Data records =

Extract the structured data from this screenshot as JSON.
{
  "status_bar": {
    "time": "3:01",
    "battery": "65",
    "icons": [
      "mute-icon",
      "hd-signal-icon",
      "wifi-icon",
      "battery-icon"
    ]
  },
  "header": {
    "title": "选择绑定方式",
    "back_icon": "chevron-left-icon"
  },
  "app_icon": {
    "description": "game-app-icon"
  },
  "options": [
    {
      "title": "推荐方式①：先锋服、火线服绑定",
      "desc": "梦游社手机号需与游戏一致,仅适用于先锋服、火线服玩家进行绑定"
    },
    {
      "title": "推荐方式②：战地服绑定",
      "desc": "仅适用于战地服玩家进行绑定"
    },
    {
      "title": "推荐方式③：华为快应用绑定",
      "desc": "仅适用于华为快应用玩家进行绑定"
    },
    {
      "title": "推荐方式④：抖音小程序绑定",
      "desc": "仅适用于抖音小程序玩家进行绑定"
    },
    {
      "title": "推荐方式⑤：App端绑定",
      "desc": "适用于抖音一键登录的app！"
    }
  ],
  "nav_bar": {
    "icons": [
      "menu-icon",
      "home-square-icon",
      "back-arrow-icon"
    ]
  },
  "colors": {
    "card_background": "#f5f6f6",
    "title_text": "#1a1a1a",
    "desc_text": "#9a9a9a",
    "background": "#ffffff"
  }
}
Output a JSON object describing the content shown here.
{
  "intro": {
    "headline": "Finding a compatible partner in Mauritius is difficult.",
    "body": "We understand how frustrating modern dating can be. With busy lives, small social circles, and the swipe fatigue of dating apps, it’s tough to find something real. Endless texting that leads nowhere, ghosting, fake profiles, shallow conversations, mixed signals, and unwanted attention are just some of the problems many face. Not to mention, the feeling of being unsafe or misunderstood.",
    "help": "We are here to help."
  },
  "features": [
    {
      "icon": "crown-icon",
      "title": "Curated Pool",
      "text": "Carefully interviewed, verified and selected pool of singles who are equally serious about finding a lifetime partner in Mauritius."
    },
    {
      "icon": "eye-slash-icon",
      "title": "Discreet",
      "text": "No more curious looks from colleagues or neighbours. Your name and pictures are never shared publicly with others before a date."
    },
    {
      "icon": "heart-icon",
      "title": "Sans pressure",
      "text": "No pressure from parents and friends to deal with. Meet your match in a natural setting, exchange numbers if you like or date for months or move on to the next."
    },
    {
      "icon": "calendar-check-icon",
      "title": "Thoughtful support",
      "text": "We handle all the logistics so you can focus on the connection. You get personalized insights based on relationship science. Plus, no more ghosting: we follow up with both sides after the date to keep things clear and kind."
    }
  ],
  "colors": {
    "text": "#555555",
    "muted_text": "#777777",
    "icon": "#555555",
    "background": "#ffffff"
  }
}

Task goal =
Nothing in the data may differ; print all of it exactly as written.

Answer to the task =
Extract the structured data from this screenshot as JSON.
{
  "status_bar": {
    "time": "3:01",
    "battery": "65",
    "icons": [
      "mute-icon",
      "hd-signal-icon",
      "wifi-icon",
      "battery-icon"
    ]
  },
  "header": {
    "title": "选择绑定方式",
    "back_icon": "chevron-left-icon"
  },
  "app_icon": {
    "description": "game-app-icon"
  },
  "options": [
    {
      "title": "推荐方式①：先锋服、火线服绑定",
      "desc": "梦游社手机号需与游戏一致,仅适用于先锋服、火线服玩家进行绑定"
    },
    {
      "title": "推荐方式②：战地服绑定",
      "desc": "仅适用于战地服玩家进行绑定"
    },
    {
      "title": "推荐方式③：华为快应用绑定",
      "desc": "仅适用于华为快应用玩家进行绑定"
    },
    {
      "title": "推荐方式④：抖音小程序绑定",
      "desc": "仅适用于抖音小程序玩家进行绑定"
    },
    {
      "title": "推荐方式⑤：App端绑定",
      "desc": "适用于抖音一键登录的app！"
    }
  ],
  "nav_bar": {
    "icons": [
      "menu-icon",
      "home-square-icon",
      "back-arrow-icon"
    ]
  },
  "colors": {
    "card_background": "#f5f6f6",
    "title_text": "#1a1a1a",
    "desc_text": "#9a9a9a",
    "background": "#ffffff"
  }
}
Output a JSON object describing the content shown here.
{
  "intro": {
    "headline": "Finding a compatible partner in Mauritius is difficult.",
    "body": "We understand how frustrating modern dating can be. With busy lives, small social circles, and the swipe fatigue of dating apps, it’s tough to find something real. Endless texting that leads nowhere, ghosting, fake profiles, shallow conversations, mixed signals, and unwanted attention are just some of the problems many face. Not to mention, the feeling of being unsafe or misunderstood.",
    "help": "We are here to help."
  },
  "features": [
    {
      "icon": "crown-icon",
      "title": "Curated Pool",
      "text": "Carefully interviewed, verified and selected pool of singles who are equally serious about finding a lifetime partner in Mauritius."
    },
    {
      "icon": "eye-slash-icon",
      "title": "Discreet",
      "text": "No more curious looks from colleagues or neighbours. Your name and pictures are never shared publicly with others before a date."
    },
    {
      "icon": "heart-icon",
      "title": "Sans pressure",
      "text": "No pressure from parents and friends to deal with. Meet your match in a natural setting, exchange numbers if you like or date for months or move on to the next."
    },
    {
      "icon": "calendar-check-icon",
      "title": "Thoughtful support",
      "text": "We handle all the logistics so you can focus on the connection. You get personalized insights based on relationship science. Plus, no more ghosting: we follow up with both sides after the date to keep things clear and kind."
    }
  ],
  "colors": {
    "text": "#555555",
    "muted_text": "#777777",
    "icon": "#555555",
    "background": "#ffffff"
  }
}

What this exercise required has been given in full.